What is asked ▸
Return each entry exactly, omitting nothing.

----

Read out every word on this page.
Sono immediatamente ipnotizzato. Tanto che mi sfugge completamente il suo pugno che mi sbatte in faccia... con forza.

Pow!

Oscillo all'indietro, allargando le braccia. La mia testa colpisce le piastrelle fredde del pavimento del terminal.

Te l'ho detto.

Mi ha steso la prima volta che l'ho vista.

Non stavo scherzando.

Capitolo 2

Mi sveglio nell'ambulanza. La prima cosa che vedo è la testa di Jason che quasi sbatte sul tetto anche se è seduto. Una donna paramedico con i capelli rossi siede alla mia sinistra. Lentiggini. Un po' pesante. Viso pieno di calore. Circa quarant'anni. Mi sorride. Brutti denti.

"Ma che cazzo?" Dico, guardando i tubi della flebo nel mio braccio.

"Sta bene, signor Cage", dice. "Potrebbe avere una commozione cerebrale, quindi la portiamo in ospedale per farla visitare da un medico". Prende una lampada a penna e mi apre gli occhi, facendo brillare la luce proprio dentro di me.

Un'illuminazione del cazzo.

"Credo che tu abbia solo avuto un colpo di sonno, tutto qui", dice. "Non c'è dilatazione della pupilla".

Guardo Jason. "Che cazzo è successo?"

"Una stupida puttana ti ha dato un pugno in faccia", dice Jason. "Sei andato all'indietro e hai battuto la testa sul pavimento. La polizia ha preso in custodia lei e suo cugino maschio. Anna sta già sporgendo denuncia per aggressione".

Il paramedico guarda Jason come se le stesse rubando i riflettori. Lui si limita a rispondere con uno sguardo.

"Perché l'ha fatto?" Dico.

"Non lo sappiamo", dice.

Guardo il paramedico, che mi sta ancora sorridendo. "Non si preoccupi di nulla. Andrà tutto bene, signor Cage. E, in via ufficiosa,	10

----

Worked answer ▸
Read out every word on this page.
Sono immediatamente ipnotizzato. Tanto che mi sfugge completamente il suo pugno che mi sbatte in faccia... con forza.

Pow!

Oscillo all'indietro, allargando le braccia. La mia testa colpisce le piastrelle fredde del pavimento del terminal.

Te l'ho detto.

Mi ha steso la prima volta che l'ho vista.

Non stavo scherzando.

Capitolo 2

Mi sveglio nell'ambulanza. La prima cosa che vedo è la testa di Jason che quasi sbatte sul tetto anche se è seduto. Una donna paramedico con i capelli rossi siede alla mia sinistra. Lentiggini. Un po' pesante. Viso pieno di calore. Circa quarant'anni. Mi sorride. Brutti denti.

"Ma che cazzo?" Dico, guardando i tubi della flebo nel mio braccio.

"Sta bene, signor Cage", dice. "Potrebbe avere una commozione cerebrale, quindi la portiamo in ospedale per farla visitare da un medico". Prende una lampada a penna e mi apre gli occhi, facendo brillare la luce proprio dentro di me.

Un'illuminazione del cazzo.

"Credo che tu abbia solo avuto un colpo di sonno, tutto qui", dice. "Non c'è dilatazione della pupilla".

Guardo Jason. "Che cazzo è successo?"

"Una stupida puttana ti ha dato un pugno in faccia", dice Jason. "Sei andato all'indietro e hai battuto la testa sul pavimento. La polizia ha preso in custodia lei e suo cugino maschio. Anna sta già sporgendo denuncia per aggressione".

Il paramedico guarda Jason come se le stesse rubando i riflettori. Lui si limita a rispondere con uno sguardo.

"Perché l'ha fatto?" Dico.

"Non lo sappiamo", dice.

Guardo il paramedico, che mi sta ancora sorridendo. "Non si preoccupi di nulla. Andrà tutto bene, signor Cage. E, in via ufficiosa,	10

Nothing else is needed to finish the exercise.